Dataset records:

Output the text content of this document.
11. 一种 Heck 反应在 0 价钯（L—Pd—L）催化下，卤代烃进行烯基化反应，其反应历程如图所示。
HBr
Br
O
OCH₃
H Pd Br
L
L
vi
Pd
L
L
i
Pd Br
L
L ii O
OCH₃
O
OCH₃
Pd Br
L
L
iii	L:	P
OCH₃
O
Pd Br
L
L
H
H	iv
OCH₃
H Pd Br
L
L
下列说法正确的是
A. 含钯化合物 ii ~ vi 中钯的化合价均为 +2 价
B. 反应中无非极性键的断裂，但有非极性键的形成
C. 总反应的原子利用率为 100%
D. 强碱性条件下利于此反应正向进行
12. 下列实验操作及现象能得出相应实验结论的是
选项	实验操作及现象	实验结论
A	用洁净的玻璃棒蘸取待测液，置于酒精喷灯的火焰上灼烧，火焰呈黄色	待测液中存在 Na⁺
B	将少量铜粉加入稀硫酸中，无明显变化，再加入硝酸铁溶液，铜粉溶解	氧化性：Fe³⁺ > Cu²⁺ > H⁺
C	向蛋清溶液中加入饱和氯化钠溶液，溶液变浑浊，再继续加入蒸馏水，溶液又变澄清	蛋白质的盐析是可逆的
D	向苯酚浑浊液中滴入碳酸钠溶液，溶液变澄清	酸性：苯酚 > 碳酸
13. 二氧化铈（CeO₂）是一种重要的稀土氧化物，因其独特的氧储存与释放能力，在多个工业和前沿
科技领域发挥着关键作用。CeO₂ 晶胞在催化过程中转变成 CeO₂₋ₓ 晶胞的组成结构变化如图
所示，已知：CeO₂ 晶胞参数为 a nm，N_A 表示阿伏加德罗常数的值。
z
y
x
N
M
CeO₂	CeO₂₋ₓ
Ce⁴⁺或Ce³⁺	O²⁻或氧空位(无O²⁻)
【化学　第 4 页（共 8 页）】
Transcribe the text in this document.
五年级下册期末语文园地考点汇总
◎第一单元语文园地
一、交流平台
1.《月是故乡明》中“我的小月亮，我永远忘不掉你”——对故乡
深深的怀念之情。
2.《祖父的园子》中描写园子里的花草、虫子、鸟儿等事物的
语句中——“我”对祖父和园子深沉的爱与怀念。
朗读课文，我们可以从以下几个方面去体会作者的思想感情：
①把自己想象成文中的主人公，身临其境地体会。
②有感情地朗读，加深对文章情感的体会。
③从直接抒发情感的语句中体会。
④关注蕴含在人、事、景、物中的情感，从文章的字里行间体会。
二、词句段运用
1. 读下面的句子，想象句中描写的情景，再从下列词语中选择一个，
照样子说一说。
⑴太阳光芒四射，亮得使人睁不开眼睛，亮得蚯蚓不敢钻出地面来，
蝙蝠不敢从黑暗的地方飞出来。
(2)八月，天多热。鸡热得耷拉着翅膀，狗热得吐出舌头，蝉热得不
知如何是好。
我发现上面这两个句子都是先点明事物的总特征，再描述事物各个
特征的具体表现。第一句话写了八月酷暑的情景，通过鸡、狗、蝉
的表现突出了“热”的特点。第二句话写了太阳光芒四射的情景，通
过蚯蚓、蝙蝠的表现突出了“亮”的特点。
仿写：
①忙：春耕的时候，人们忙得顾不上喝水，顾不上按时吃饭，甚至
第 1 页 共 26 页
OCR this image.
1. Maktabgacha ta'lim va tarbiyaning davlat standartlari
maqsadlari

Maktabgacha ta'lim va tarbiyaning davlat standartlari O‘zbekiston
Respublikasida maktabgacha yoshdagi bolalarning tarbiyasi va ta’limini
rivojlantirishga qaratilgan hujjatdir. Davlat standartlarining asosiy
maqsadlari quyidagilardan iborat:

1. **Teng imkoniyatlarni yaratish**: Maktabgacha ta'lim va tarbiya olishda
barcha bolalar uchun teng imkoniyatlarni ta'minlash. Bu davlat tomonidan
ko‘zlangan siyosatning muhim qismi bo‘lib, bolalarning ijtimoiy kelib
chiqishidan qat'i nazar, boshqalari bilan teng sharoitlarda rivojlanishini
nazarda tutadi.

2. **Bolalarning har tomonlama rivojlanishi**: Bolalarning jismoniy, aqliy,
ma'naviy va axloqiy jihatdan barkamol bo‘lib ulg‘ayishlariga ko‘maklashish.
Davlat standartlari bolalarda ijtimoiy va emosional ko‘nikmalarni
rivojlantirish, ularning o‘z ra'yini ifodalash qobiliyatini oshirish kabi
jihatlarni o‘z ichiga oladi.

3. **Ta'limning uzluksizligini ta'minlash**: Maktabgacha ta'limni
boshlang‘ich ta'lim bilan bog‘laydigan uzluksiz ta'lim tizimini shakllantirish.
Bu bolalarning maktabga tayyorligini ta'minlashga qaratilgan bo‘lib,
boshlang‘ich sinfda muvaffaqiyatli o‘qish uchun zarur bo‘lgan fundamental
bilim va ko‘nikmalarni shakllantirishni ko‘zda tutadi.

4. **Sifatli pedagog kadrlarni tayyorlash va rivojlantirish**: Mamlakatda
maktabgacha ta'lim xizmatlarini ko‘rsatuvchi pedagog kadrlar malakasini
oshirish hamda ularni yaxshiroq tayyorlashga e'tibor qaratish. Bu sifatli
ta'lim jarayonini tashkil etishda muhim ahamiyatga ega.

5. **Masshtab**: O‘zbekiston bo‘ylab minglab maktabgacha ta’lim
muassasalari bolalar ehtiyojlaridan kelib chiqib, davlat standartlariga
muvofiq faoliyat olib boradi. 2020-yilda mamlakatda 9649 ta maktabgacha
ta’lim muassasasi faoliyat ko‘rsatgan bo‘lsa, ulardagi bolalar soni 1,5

→ **Your objective**:
Set down every line of the listing above again, exactly as given.

→ **Response**:
Output the text content of this document.
11. 一种 Heck 反应在 0 价钯（L—Pd—L）催化下，卤代烃进行烯基化反应，其反应历程如图所示。
HBr
Br
O
OCH₃
H Pd Br
L
L
vi
Pd
L
L
i
Pd Br
L
L ii O
OCH₃
O
OCH₃
Pd Br
L
L
iii	L:	P
OCH₃
O
Pd Br
L
L
H
H	iv
OCH₃
H Pd Br
L
L
下列说法正确的是
A. 含钯化合物 ii ~ vi 中钯的化合价均为 +2 价
B. 反应中无非极性键的断裂，但有非极性键的形成
C. 总反应的原子利用率为 100%
D. 强碱性条件下利于此反应正向进行
12. 下列实验操作及现象能得出相应实验结论的是
选项	实验操作及现象	实验结论
A	用洁净的玻璃棒蘸取待测液，置于酒精喷灯的火焰上灼烧，火焰呈黄色	待测液中存在 Na⁺
B	将少量铜粉加入稀硫酸中，无明显变化，再加入硝酸铁溶液，铜粉溶解	氧化性：Fe³⁺ > Cu²⁺ > H⁺
C	向蛋清溶液中加入饱和氯化钠溶液，溶液变浑浊，再继续加入蒸馏水，溶液又变澄清	蛋白质的盐析是可逆的
D	向苯酚浑浊液中滴入碳酸钠溶液，溶液变澄清	酸性：苯酚 > 碳酸
13. 二氧化铈（CeO₂）是一种重要的稀土氧化物，因其独特的氧储存与释放能力，在多个工业和前沿
科技领域发挥着关键作用。CeO₂ 晶胞在催化过程中转变成 CeO₂₋ₓ 晶胞的组成结构变化如图
所示，已知：CeO₂ 晶胞参数为 a nm，N_A 表示阿伏加德罗常数的值。
z
y
x
N
M
CeO₂	CeO₂₋ₓ
Ce⁴⁺或Ce³⁺	O²⁻或氧空位(无O²⁻)
【化学　第 4 页（共 8 页）】
Transcribe the text in this document.
五年级下册期末语文园地考点汇总
◎第一单元语文园地
一、交流平台
1.《月是故乡明》中“我的小月亮，我永远忘不掉你”——对故乡
深深的怀念之情。
2.《祖父的园子》中描写园子里的花草、虫子、鸟儿等事物的
语句中——“我”对祖父和园子深沉的爱与怀念。
朗读课文，我们可以从以下几个方面去体会作者的思想感情：
①把自己想象成文中的主人公，身临其境地体会。
②有感情地朗读，加深对文章情感的体会。
③从直接抒发情感的语句中体会。
④关注蕴含在人、事、景、物中的情感，从文章的字里行间体会。
二、词句段运用
1. 读下面的句子，想象句中描写的情景，再从下列词语中选择一个，
照样子说一说。
⑴太阳光芒四射，亮得使人睁不开眼睛，亮得蚯蚓不敢钻出地面来，
蝙蝠不敢从黑暗的地方飞出来。
(2)八月，天多热。鸡热得耷拉着翅膀，狗热得吐出舌头，蝉热得不
知如何是好。
我发现上面这两个句子都是先点明事物的总特征，再描述事物各个
特征的具体表现。第一句话写了八月酷暑的情景，通过鸡、狗、蝉
的表现突出了“热”的特点。第二句话写了太阳光芒四射的情景，通
过蚯蚓、蝙蝠的表现突出了“亮”的特点。
仿写：
①忙：春耕的时候，人们忙得顾不上喝水，顾不上按时吃饭，甚至
第 1 页 共 26 页
OCR this image.
1. Maktabgacha ta'lim va tarbiyaning davlat standartlari
maqsadlari

Maktabgacha ta'lim va tarbiyaning davlat standartlari O‘zbekiston
Respublikasida maktabgacha yoshdagi bolalarning tarbiyasi va ta’limini
rivojlantirishga qaratilgan hujjatdir. Davlat standartlarining asosiy
maqsadlari quyidagilardan iborat:

1. **Teng imkoniyatlarni yaratish**: Maktabgacha ta'lim va tarbiya olishda
barcha bolalar uchun teng imkoniyatlarni ta'minlash. Bu davlat tomonidan
ko‘zlangan siyosatning muhim qismi bo‘lib, bolalarning ijtimoiy kelib
chiqishidan qat'i nazar, boshqalari bilan teng sharoitlarda rivojlanishini
nazarda tutadi.

2. **Bolalarning har tomonlama rivojlanishi**: Bolalarning jismoniy, aqliy,
ma'naviy va axloqiy jihatdan barkamol bo‘lib ulg‘ayishlariga ko‘maklashish.
Davlat standartlari bolalarda ijtimoiy va emosional ko‘nikmalarni
rivojlantirish, ularning o‘z ra'yini ifodalash qobiliyatini oshirish kabi
jihatlarni o‘z ichiga oladi.

3. **Ta'limning uzluksizligini ta'minlash**: Maktabgacha ta'limni
boshlang‘ich ta'lim bilan bog‘laydigan uzluksiz ta'lim tizimini shakllantirish.
Bu bolalarning maktabga tayyorligini ta'minlashga qaratilgan bo‘lib,
boshlang‘ich sinfda muvaffaqiyatli o‘qish uchun zarur bo‘lgan fundamental
bilim va ko‘nikmalarni shakllantirishni ko‘zda tutadi.

4. **Sifatli pedagog kadrlarni tayyorlash va rivojlantirish**: Mamlakatda
maktabgacha ta'lim xizmatlarini ko‘rsatuvchi pedagog kadrlar malakasini
oshirish hamda ularni yaxshiroq tayyorlashga e'tibor qaratish. Bu sifatli
ta'lim jarayonini tashkil etishda muhim ahamiyatga ega.

5. **Masshtab**: O‘zbekiston bo‘ylab minglab maktabgacha ta’lim
muassasalari bolalar ehtiyojlaridan kelib chiqib, davlat standartlariga
muvofiq faoliyat olib boradi. 2020-yilda mamlakatda 9649 ta maktabgacha
ta’lim muassasasi faoliyat ko‘rsatgan bo‘lsa, ulardagi bolalar soni 1,5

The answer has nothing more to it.